# Start of ENTRIES

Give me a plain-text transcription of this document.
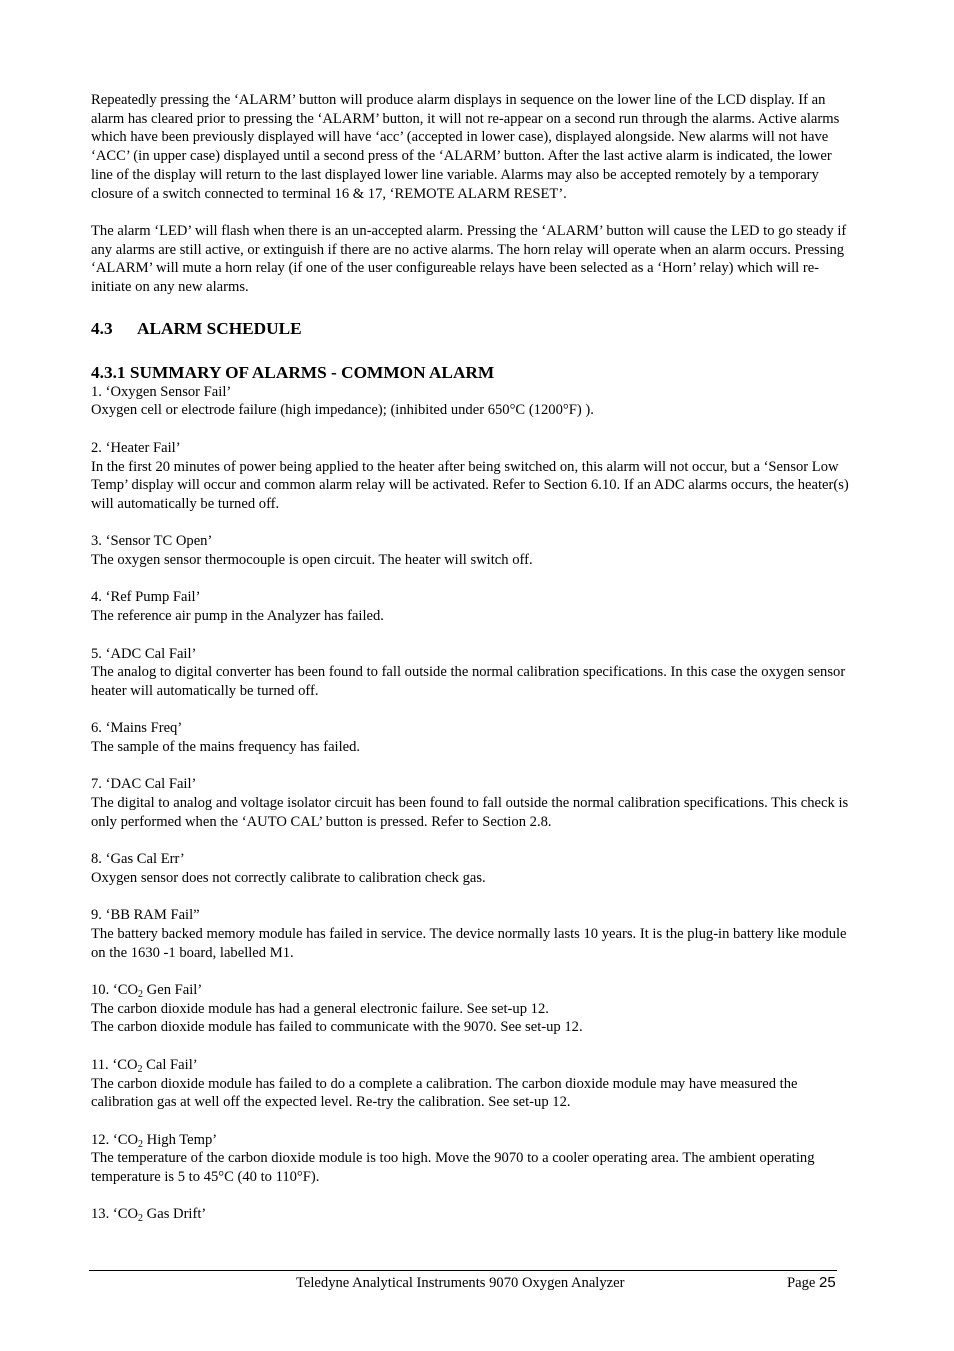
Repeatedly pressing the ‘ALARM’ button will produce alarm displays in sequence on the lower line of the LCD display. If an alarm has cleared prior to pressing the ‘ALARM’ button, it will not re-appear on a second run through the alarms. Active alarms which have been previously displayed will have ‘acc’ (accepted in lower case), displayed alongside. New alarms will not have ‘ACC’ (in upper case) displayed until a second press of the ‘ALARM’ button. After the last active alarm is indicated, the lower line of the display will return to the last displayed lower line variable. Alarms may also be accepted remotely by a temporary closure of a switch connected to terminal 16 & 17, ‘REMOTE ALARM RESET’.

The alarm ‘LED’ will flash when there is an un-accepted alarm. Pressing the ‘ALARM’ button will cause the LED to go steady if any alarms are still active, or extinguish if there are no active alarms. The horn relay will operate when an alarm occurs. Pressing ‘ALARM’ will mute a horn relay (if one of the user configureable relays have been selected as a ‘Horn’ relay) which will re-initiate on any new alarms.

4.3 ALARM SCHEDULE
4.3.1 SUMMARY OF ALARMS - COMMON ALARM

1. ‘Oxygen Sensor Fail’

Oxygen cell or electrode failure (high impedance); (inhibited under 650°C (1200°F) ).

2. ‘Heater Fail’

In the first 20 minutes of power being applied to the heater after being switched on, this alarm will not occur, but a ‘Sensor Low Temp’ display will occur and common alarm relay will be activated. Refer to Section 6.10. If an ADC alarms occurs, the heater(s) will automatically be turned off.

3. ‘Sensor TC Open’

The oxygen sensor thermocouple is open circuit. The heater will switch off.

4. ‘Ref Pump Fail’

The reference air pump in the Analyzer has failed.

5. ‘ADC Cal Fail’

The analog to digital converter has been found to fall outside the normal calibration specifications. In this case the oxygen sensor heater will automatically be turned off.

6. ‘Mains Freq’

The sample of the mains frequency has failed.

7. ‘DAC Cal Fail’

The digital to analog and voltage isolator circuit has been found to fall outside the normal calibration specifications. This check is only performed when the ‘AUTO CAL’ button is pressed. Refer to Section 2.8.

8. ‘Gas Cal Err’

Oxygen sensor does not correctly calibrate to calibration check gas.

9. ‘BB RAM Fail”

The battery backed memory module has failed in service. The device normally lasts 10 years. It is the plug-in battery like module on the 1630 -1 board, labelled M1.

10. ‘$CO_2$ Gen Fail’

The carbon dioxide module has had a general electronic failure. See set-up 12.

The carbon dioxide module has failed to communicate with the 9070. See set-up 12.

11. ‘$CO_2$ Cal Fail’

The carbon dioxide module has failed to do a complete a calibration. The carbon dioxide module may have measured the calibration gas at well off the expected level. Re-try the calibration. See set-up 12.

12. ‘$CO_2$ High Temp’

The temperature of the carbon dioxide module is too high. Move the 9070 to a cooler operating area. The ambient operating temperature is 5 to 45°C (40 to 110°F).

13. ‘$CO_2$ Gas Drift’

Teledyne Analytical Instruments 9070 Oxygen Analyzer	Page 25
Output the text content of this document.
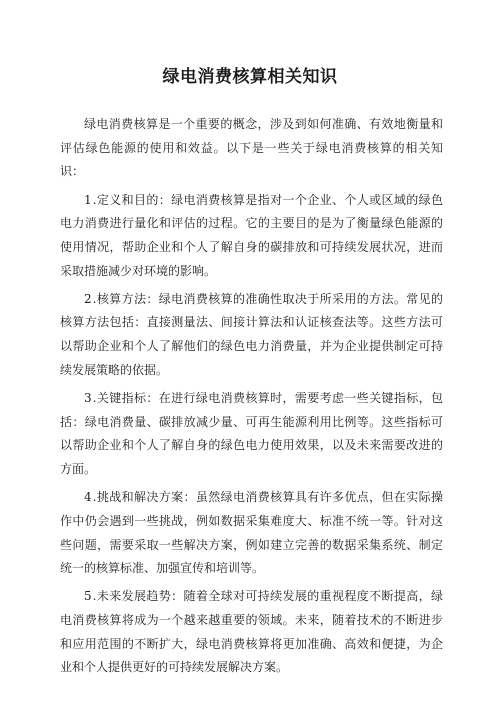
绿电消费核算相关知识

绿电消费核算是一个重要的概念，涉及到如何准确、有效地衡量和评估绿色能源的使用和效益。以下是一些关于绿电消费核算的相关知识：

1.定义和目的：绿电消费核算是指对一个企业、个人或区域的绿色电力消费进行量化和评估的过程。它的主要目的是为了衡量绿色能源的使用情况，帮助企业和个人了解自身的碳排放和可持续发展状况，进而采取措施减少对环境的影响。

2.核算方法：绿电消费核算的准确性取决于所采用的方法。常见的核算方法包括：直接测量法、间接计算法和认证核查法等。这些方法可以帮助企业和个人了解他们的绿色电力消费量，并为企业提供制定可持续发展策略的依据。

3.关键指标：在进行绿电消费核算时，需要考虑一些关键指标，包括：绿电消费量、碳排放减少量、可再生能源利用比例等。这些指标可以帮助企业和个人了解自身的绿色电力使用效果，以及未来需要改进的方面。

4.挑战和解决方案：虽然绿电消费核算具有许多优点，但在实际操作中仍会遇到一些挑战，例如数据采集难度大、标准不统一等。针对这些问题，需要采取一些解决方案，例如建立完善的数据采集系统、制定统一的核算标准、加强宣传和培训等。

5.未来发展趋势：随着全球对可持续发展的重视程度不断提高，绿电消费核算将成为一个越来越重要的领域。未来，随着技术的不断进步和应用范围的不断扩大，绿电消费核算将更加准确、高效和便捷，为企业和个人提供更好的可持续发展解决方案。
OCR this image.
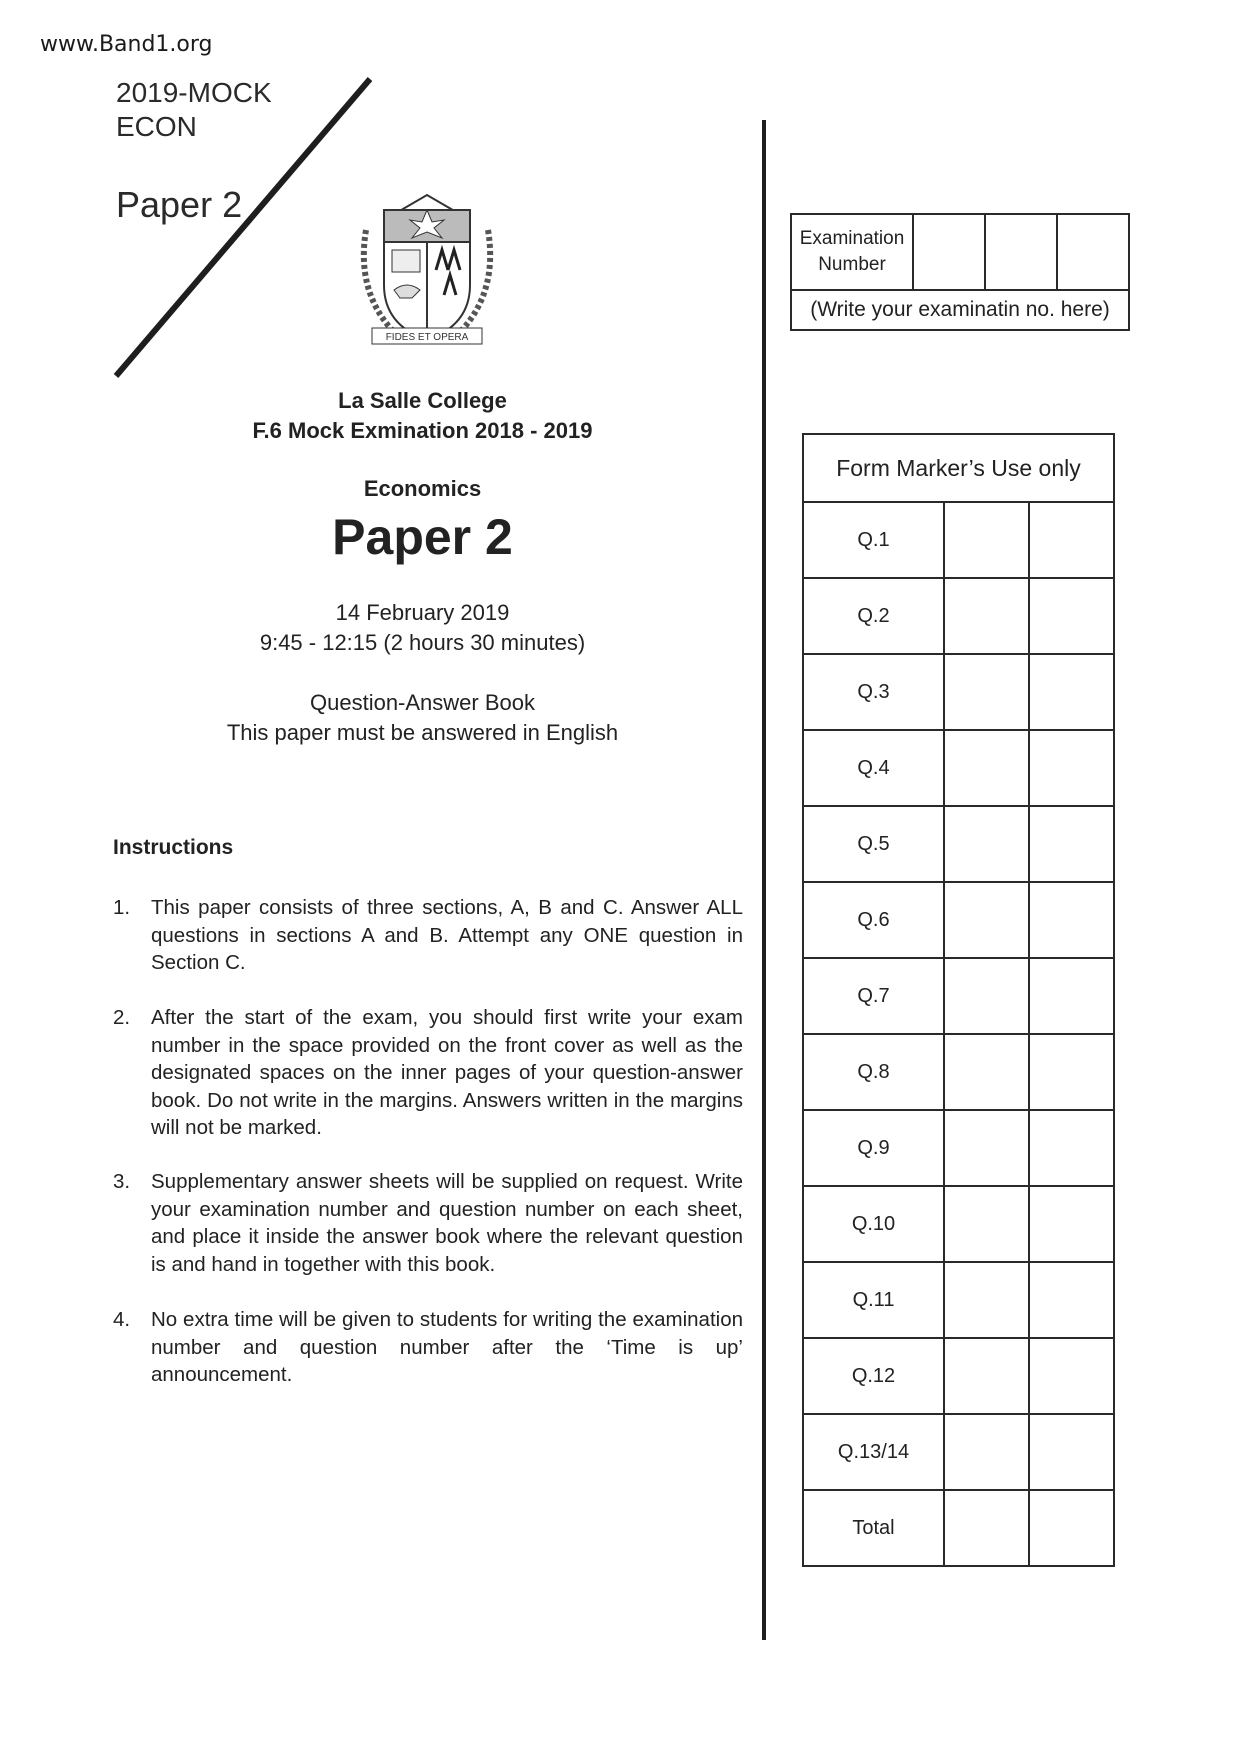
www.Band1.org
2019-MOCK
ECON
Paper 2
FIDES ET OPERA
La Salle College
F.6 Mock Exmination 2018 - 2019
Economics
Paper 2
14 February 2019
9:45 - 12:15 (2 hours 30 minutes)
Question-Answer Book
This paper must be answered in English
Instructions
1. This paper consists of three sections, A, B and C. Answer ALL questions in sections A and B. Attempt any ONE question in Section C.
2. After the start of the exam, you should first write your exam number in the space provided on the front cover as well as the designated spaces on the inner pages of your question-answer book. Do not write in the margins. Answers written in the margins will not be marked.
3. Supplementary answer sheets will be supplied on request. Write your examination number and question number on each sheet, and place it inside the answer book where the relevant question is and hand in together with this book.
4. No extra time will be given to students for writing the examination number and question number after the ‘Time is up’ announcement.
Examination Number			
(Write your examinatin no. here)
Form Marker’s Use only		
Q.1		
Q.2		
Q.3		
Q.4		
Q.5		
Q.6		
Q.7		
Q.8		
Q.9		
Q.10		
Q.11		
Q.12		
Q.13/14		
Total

# End of ENTRIES

DO THIS ->
Transcribe the listing above verbatim. Omit the pictures.

OUTPUT ->
Give me a plain-text transcription of this document.
Repeatedly pressing the ‘ALARM’ button will produce alarm displays in sequence on the lower line of the LCD display. If an alarm has cleared prior to pressing the ‘ALARM’ button, it will not re-appear on a second run through the alarms. Active alarms which have been previously displayed will have ‘acc’ (accepted in lower case), displayed alongside. New alarms will not have ‘ACC’ (in upper case) displayed until a second press of the ‘ALARM’ button. After the last active alarm is indicated, the lower line of the display will return to the last displayed lower line variable. Alarms may also be accepted remotely by a temporary closure of a switch connected to terminal 16 & 17, ‘REMOTE ALARM RESET’.

The alarm ‘LED’ will flash when there is an un-accepted alarm. Pressing the ‘ALARM’ button will cause the LED to go steady if any alarms are still active, or extinguish if there are no active alarms. The horn relay will operate when an alarm occurs. Pressing ‘ALARM’ will mute a horn relay (if one of the user configureable relays have been selected as a ‘Horn’ relay) which will re-initiate on any new alarms.

4.3 ALARM SCHEDULE
4.3.1 SUMMARY OF ALARMS - COMMON ALARM

1. ‘Oxygen Sensor Fail’

Oxygen cell or electrode failure (high impedance); (inhibited under 650°C (1200°F) ).

2. ‘Heater Fail’

In the first 20 minutes of power being applied to the heater after being switched on, this alarm will not occur, but a ‘Sensor Low Temp’ display will occur and common alarm relay will be activated. Refer to Section 6.10. If an ADC alarms occurs, the heater(s) will automatically be turned off.

3. ‘Sensor TC Open’

The oxygen sensor thermocouple is open circuit. The heater will switch off.

4. ‘Ref Pump Fail’

The reference air pump in the Analyzer has failed.

5. ‘ADC Cal Fail’

The analog to digital converter has been found to fall outside the normal calibration specifications. In this case the oxygen sensor heater will automatically be turned off.

6. ‘Mains Freq’

The sample of the mains frequency has failed.

7. ‘DAC Cal Fail’

The digital to analog and voltage isolator circuit has been found to fall outside the normal calibration specifications. This check is only performed when the ‘AUTO CAL’ button is pressed. Refer to Section 2.8.

8. ‘Gas Cal Err’

Oxygen sensor does not correctly calibrate to calibration check gas.

9. ‘BB RAM Fail”

The battery backed memory module has failed in service. The device normally lasts 10 years. It is the plug-in battery like module on the 1630 -1 board, labelled M1.

10. ‘$CO_2$ Gen Fail’

The carbon dioxide module has had a general electronic failure. See set-up 12.

The carbon dioxide module has failed to communicate with the 9070. See set-up 12.

11. ‘$CO_2$ Cal Fail’

The carbon dioxide module has failed to do a complete a calibration. The carbon dioxide module may have measured the calibration gas at well off the expected level. Re-try the calibration. See set-up 12.

12. ‘$CO_2$ High Temp’

The temperature of the carbon dioxide module is too high. Move the 9070 to a cooler operating area. The ambient operating temperature is 5 to 45°C (40 to 110°F).

13. ‘$CO_2$ Gas Drift’

Teledyne Analytical Instruments 9070 Oxygen Analyzer	Page 25
Output the text content of this document.
绿电消费核算相关知识

绿电消费核算是一个重要的概念，涉及到如何准确、有效地衡量和评估绿色能源的使用和效益。以下是一些关于绿电消费核算的相关知识：

1.定义和目的：绿电消费核算是指对一个企业、个人或区域的绿色电力消费进行量化和评估的过程。它的主要目的是为了衡量绿色能源的使用情况，帮助企业和个人了解自身的碳排放和可持续发展状况，进而采取措施减少对环境的影响。

2.核算方法：绿电消费核算的准确性取决于所采用的方法。常见的核算方法包括：直接测量法、间接计算法和认证核查法等。这些方法可以帮助企业和个人了解他们的绿色电力消费量，并为企业提供制定可持续发展策略的依据。

3.关键指标：在进行绿电消费核算时，需要考虑一些关键指标，包括：绿电消费量、碳排放减少量、可再生能源利用比例等。这些指标可以帮助企业和个人了解自身的绿色电力使用效果，以及未来需要改进的方面。

4.挑战和解决方案：虽然绿电消费核算具有许多优点，但在实际操作中仍会遇到一些挑战，例如数据采集难度大、标准不统一等。针对这些问题，需要采取一些解决方案，例如建立完善的数据采集系统、制定统一的核算标准、加强宣传和培训等。

5.未来发展趋势：随着全球对可持续发展的重视程度不断提高，绿电消费核算将成为一个越来越重要的领域。未来，随着技术的不断进步和应用范围的不断扩大，绿电消费核算将更加准确、高效和便捷，为企业和个人提供更好的可持续发展解决方案。
OCR this image.
www.Band1.org
2019-MOCK
ECON
Paper 2
FIDES ET OPERA
La Salle College
F.6 Mock Exmination 2018 - 2019
Economics
Paper 2
14 February 2019
9:45 - 12:15 (2 hours 30 minutes)
Question-Answer Book
This paper must be answered in English
Instructions
1. This paper consists of three sections, A, B and C. Answer ALL questions in sections A and B. Attempt any ONE question in Section C.
2. After the start of the exam, you should first write your exam number in the space provided on the front cover as well as the designated spaces on the inner pages of your question-answer book. Do not write in the margins. Answers written in the margins will not be marked.
3. Supplementary answer sheets will be supplied on request. Write your examination number and question number on each sheet, and place it inside the answer book where the relevant question is and hand in together with this book.
4. No extra time will be given to students for writing the examination number and question number after the ‘Time is up’ announcement.
Examination Number			
(Write your examinatin no. here)
Form Marker’s Use only		
Q.1		
Q.2		
Q.3		
Q.4		
Q.5		
Q.6		
Q.7		
Q.8		
Q.9		
Q.10		
Q.11		
Q.12		
Q.13/14		
Total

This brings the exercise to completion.